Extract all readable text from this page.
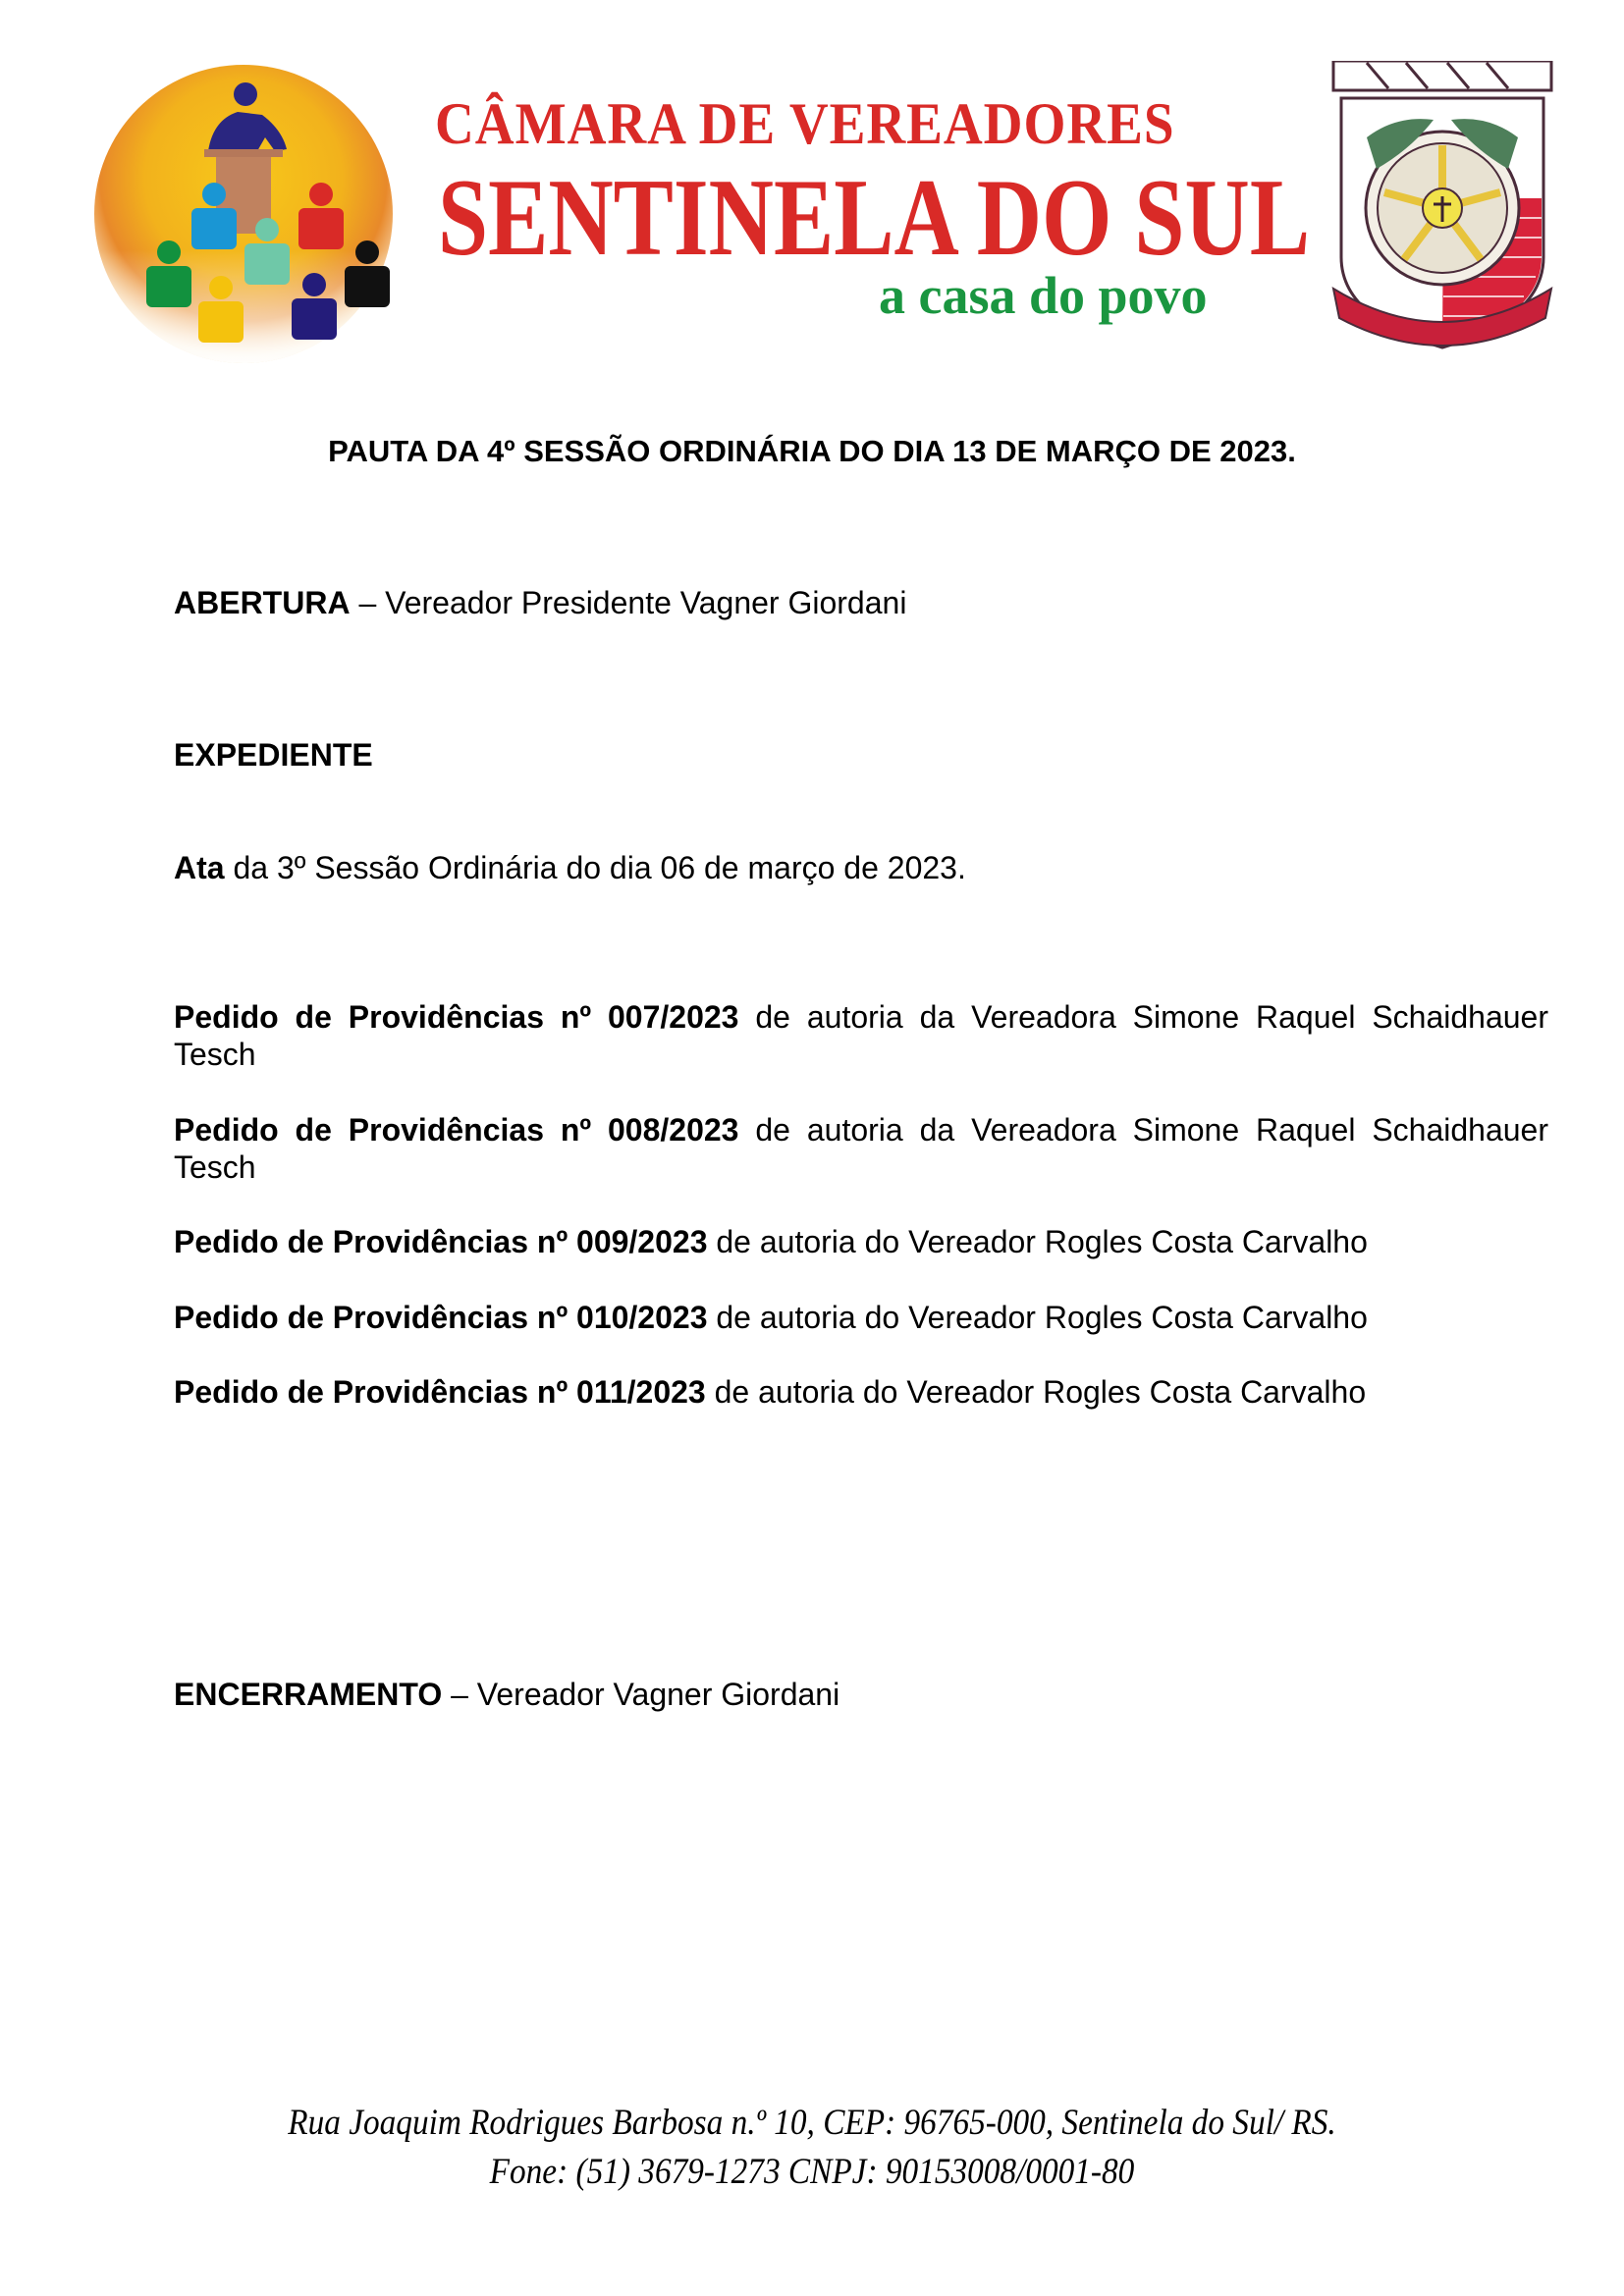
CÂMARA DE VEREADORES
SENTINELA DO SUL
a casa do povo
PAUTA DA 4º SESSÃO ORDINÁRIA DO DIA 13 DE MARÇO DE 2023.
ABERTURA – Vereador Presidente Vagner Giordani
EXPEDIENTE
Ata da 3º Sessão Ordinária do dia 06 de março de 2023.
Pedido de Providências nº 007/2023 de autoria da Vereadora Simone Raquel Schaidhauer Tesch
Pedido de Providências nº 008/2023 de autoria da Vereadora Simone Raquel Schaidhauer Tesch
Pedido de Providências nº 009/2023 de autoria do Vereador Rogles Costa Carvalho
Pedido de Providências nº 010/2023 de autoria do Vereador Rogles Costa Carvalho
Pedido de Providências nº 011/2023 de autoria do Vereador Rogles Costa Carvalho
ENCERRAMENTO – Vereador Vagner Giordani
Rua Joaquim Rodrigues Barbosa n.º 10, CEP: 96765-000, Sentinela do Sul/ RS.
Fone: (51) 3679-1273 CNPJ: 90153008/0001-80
####
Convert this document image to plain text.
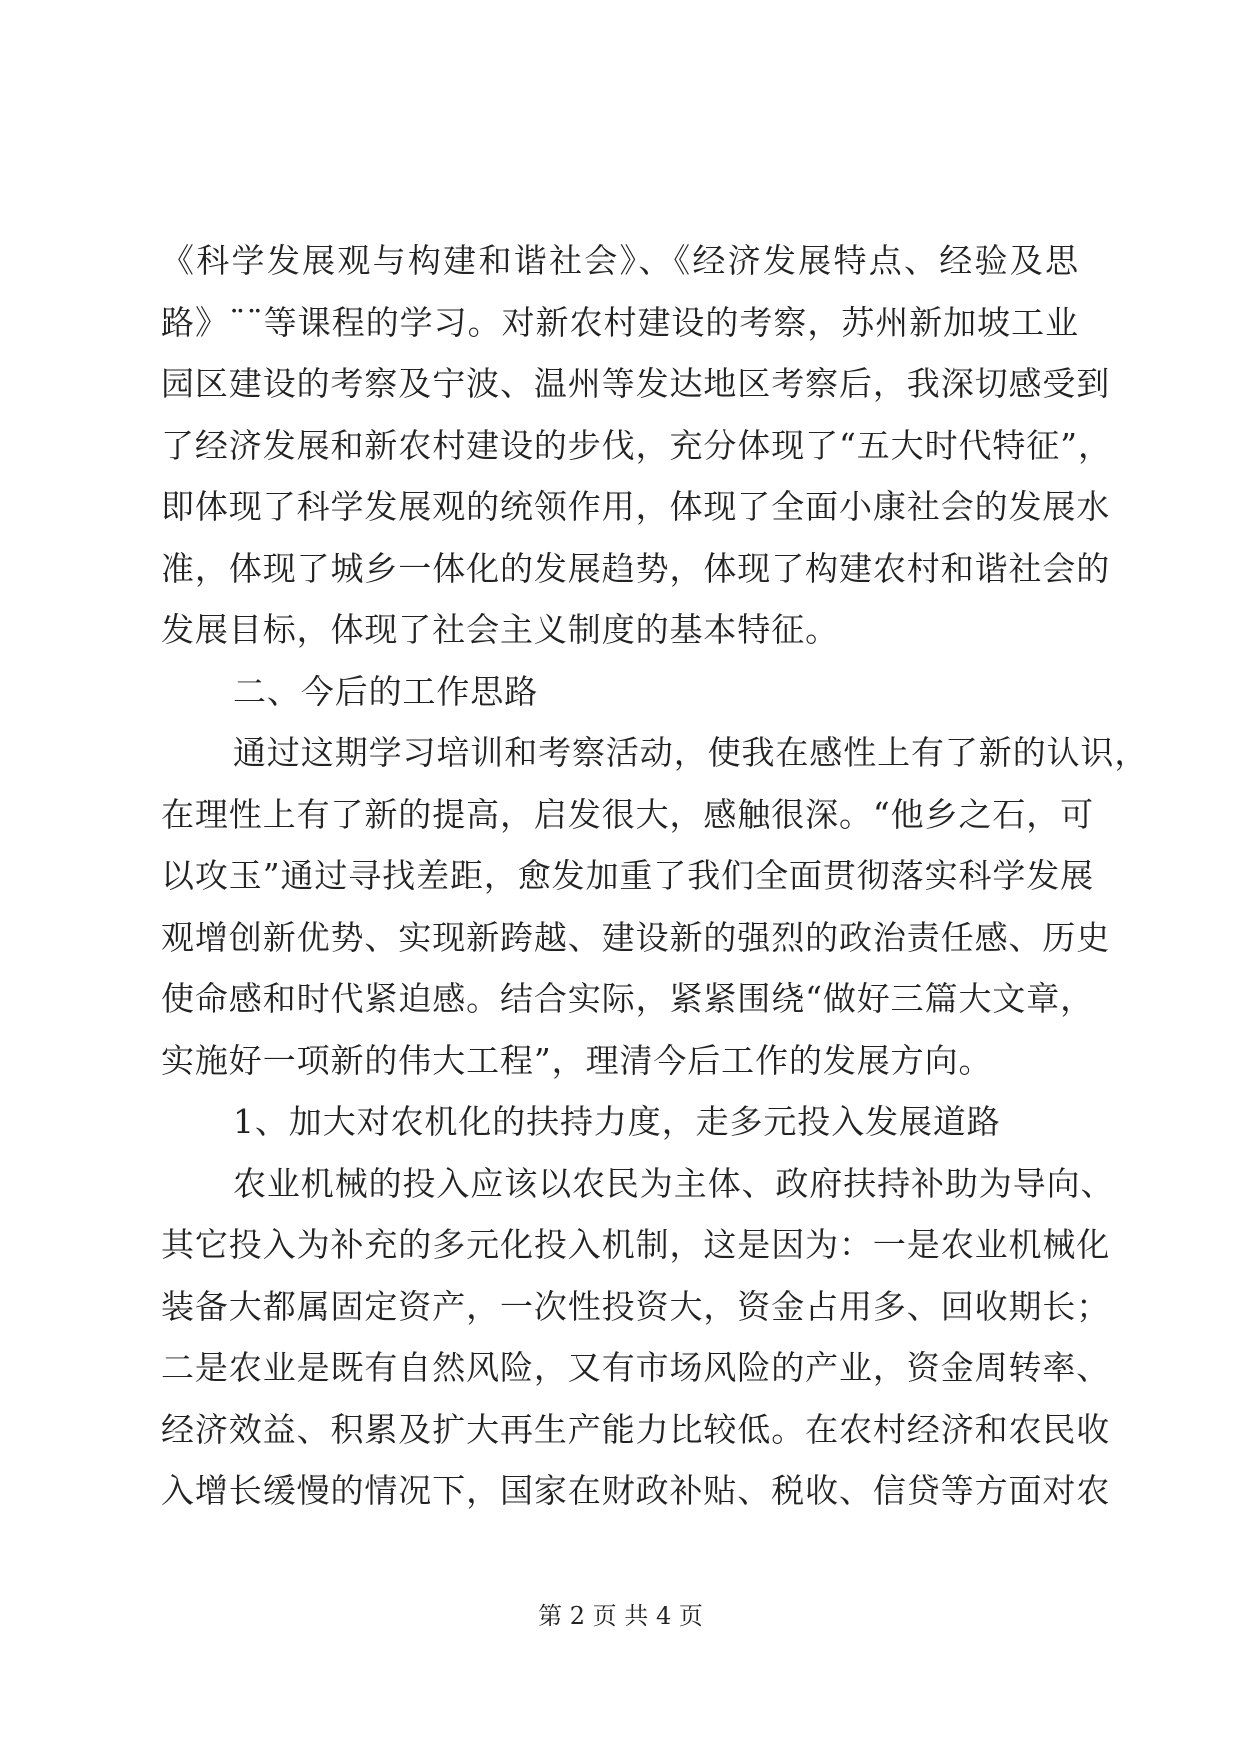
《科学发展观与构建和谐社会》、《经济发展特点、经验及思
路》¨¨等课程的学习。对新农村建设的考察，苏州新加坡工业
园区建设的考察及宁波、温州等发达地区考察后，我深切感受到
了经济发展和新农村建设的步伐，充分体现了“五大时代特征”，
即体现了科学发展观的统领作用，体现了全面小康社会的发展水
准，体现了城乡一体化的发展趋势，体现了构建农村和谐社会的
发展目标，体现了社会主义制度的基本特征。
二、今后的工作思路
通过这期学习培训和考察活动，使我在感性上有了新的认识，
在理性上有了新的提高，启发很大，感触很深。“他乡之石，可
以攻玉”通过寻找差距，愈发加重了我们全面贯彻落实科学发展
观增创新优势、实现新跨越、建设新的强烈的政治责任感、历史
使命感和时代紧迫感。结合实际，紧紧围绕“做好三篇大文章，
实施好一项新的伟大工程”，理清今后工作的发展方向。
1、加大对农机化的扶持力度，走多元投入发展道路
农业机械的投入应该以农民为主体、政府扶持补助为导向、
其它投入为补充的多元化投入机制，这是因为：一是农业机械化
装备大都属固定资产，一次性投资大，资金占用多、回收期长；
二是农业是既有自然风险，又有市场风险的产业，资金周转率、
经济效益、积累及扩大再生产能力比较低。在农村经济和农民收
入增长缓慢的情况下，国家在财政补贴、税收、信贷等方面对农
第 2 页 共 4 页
####
→ **TASK DETAILS**: Going through the data, tally the lines containing "text" and report only the result.

→ **SOLUTION TO THIS TASK**: 2